[Begin Records shown]

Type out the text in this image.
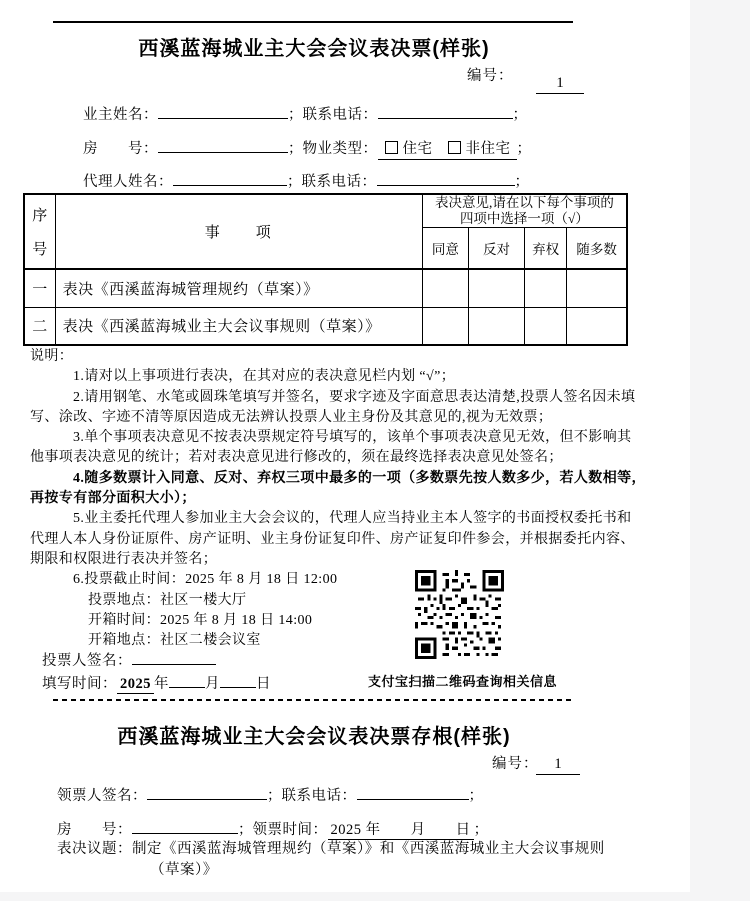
西溪蓝海城业主大会会议表决票(样张)
编号：	1
业主姓名：	；联系电话：	；
房　　号：	；物业类型： 住宅 非住宅 ；
代理人姓名：	；联系电话：	；
序
号
	事　　项	
表决意见,请在以下每个事项的
四项中选择一项（√）

		同意	反对	弃权	随多数
一	表决《西溪蓝海城管理规约（草案）》				
二	表决《西溪蓝海城业主大会议事规则（草案）》				
说明：
1.请对以上事项进行表决，在其对应的表决意见栏内划 “√”；
2.请用钢笔、水笔或圆珠笔填写并签名，要求字迹及字面意思表达清楚,投票人签名因未填
写、涂改、字迹不清等原因造成无法辨认投票人业主身份及其意见的,视为无效票；
3.单个事项表决意见不按表决票规定符号填写的，该单个事项表决意见无效，但不影响其
他事项表决意见的统计；若对表决意见进行修改的，须在最终选择表决意见处签名；
4.随多数票计入同意、反对、弃权三项中最多的一项（多数票先按人数多少，若人数相等，
再按专有部分面积大小）；
5.业主委托代理人参加业主大会会议的，代理人应当持业主本人签字的书面授权委托书和
代理人本人身份证原件、房产证明、业主身份证复印件、房产证复印件参会，并根据委托内容、
期限和权限进行表决并签名；
6.投票截止时间：2025 年 8 月 18 日 12:00
投票地点：社区一楼大厅
开箱时间：2025 年 8 月 18 日 14:00
开箱地点：社区二楼会议室
投票人签名：
填写时间： 2025 年 月 日	支付宝扫描二维码查询相关信息
西溪蓝海城业主大会会议表决票存根(样张)
编号：	1
领票人签名：	；联系电话：	；
房　　号：	；领票时间： 2025 年　　月　　日 ；
表决议题：制定《西溪蓝海城管理规约（草案）》和《西溪蓝海城业主大会议事规则
（草案）》
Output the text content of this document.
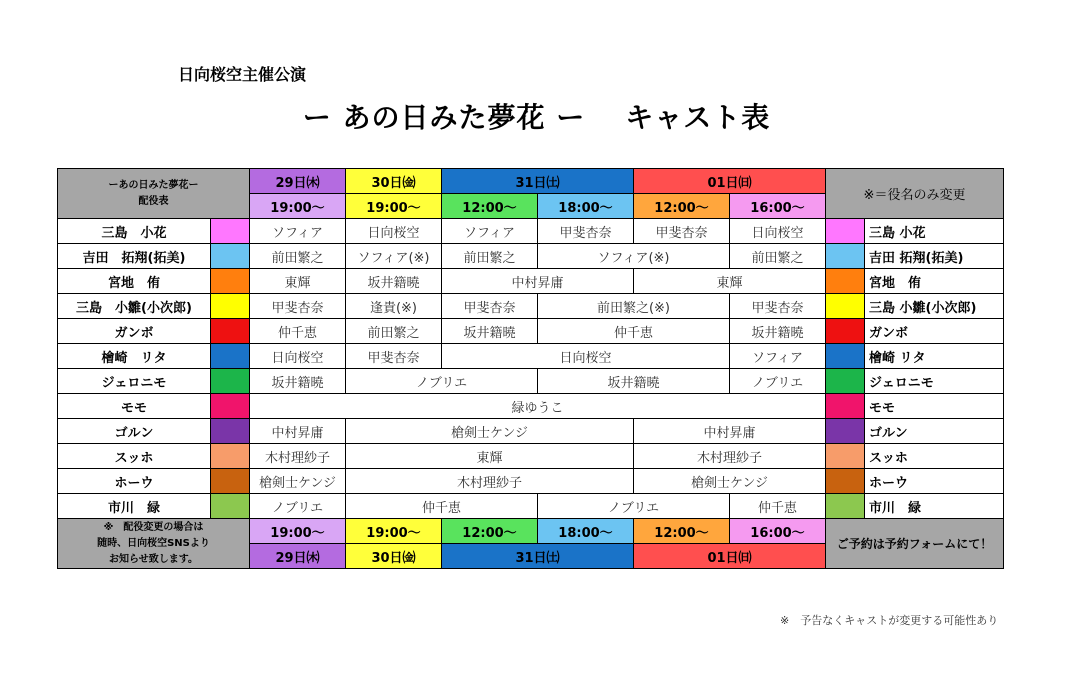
日向桜空主催公演
ー あの日みた夢花 ー キャスト表
ーあの日みた夢花ー
配役表		29日㈭	30日㈮	31日㈯		01日㈰		※＝役名のみ変更	
		19:00〜	19:00〜	12:00〜	18:00〜	12:00〜	16:00〜		
三島　小花		ソフィア	日向桜空	ソフィア	甲斐杏奈	甲斐杏奈	日向桜空		三島 小花
吉田　拓翔(拓美)		前田繁之	ソフィア(※)	前田繁之	ソフィア(※)		前田繁之		吉田 拓翔(拓美)
宮地　侑		東輝	坂井籍曉	中村昇庸		東輝			宮地　侑
三島　小雛(小次郎)		甲斐杏奈	逢貴(※)	甲斐杏奈	前田繁之(※)		甲斐杏奈		三島 小雛(小次郎)
ガンボ		仲千恵	前田繁之	坂井籍曉	仲千恵		坂井籍曉		ガンボ
檜崎　リタ		日向桜空	甲斐杏奈	日向桜空			ソフィア		檜崎 リタ
ジェロニモ		坂井籍曉	ノブリエ		坂井籍曉		ノブリエ		ジェロニモ
モモ		緑ゆうこ							モモ
ゴルン		中村昇庸	槍剣士ケンジ			中村昇庸			ゴルン
スッホ		木村理紗子	東輝			木村理紗子			スッホ
ホーウ		槍剣士ケンジ	木村理紗子			槍剣士ケンジ			ホーウ
市川　緑		ノブリエ	仲千恵		ノブリエ		仲千恵		市川　緑
※　配役変更の場合は
随時、日向桜空SNSより
お知らせ致します。		19:00〜	19:00〜	12:00〜	18:00〜	12:00〜	16:00〜	ご予約は予約フォームにて！	
		29日㈭	30日㈮	31日㈯		01日㈰			
※　予告なくキャストが変更する可能性あり
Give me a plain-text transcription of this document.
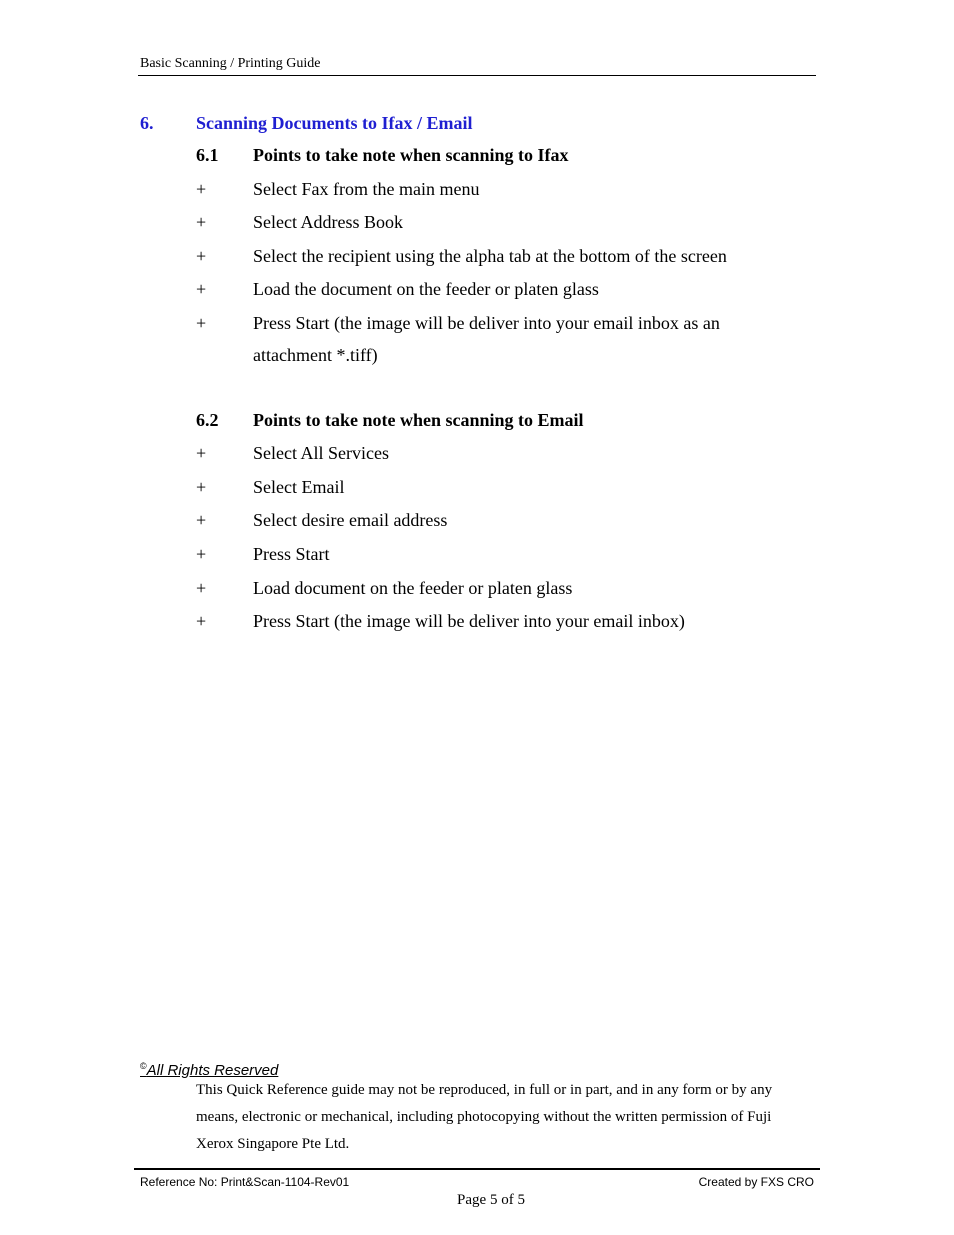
Basic Scanning / Printing Guide
6. Scanning Documents to Ifax / Email
6.1 Points to take note when scanning to Ifax
+	Select Fax from the main menu
+	Select Address Book
+	Select the recipient using the alpha tab at the bottom of the screen
+	Load the document on the feeder or platen glass
+	Press Start (the image will be deliver into your email inbox as an attachment *.tiff)
6.2 Points to take note when scanning to Email
+	Select All Services
+	Select Email
+	Select desire email address
+	Press Start
+	Load document on the feeder or platen glass
+	Press Start (the image will be deliver into your email inbox)
©All Rights Reserved
This Quick Reference guide may not be reproduced, in full or in part, and in any form or by any means, electronic or mechanical, including photocopying without the written permission of Fuji Xerox Singapore Pte Ltd.
Reference No: Print&Scan-1104-Rev01	Created by FXS CRO
Page 5 of 5
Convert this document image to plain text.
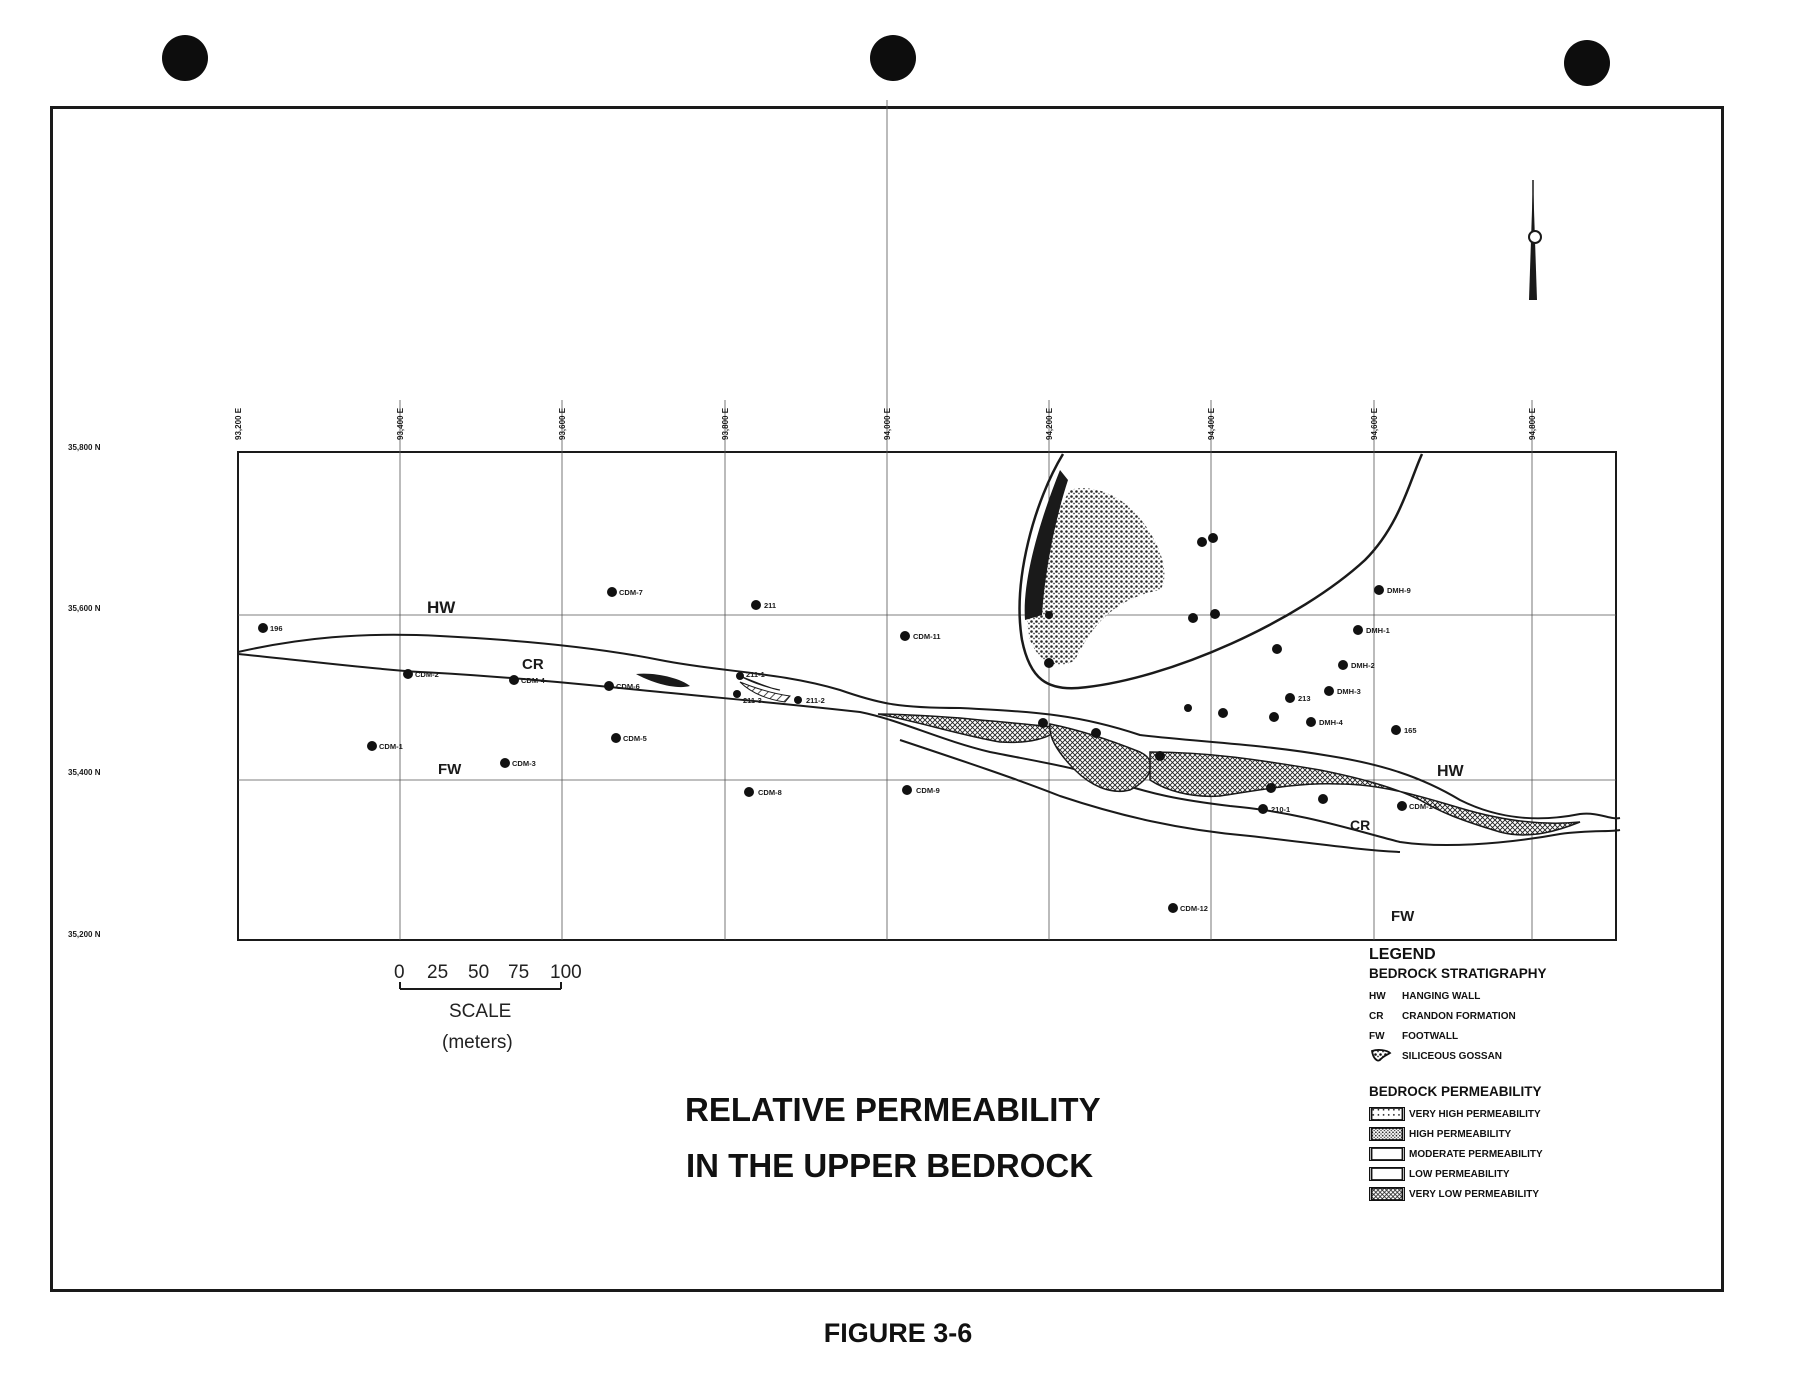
93,200 E	93,400 E	93,600 E	93,800 E	94,000 E	94,200 E	94,400 E	94,600 E	94,800 E
35,800 N
35,600 N
35,400 N
35,200 N
HW
CR
FW	HW
CR
FW
196
CDM-1
CDM-2
CDM-3
CDM-4
CDM-5
CDM-6
CDM-7
CDM-8	CDM-9
CDM-11
CDM-12
CDM-14
211
211-1
211-2
211-3	213
210-1
165
DMH-1
DMH-2
DMH-3
DMH-4
DMH-9
0 25 50 75 100
SCALE
(meters)
RELATIVE PERMEABILITY
IN THE UPPER BEDROCK
LEGEND
BEDROCK STRATIGRAPHY
HW	HANGING WALL
CR	CRANDON FORMATION
FW	FOOTWALL
SILICEOUS GOSSAN
BEDROCK PERMEABILITY
VERY HIGH PERMEABILITY
HIGH PERMEABILITY
MODERATE PERMEABILITY
LOW PERMEABILITY
VERY LOW PERMEABILITY
FIGURE 3-6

[End Records shown]

(What to work on): Say, as a bare number, how many lines in the entries above include the string "your".

(Response to the task): 2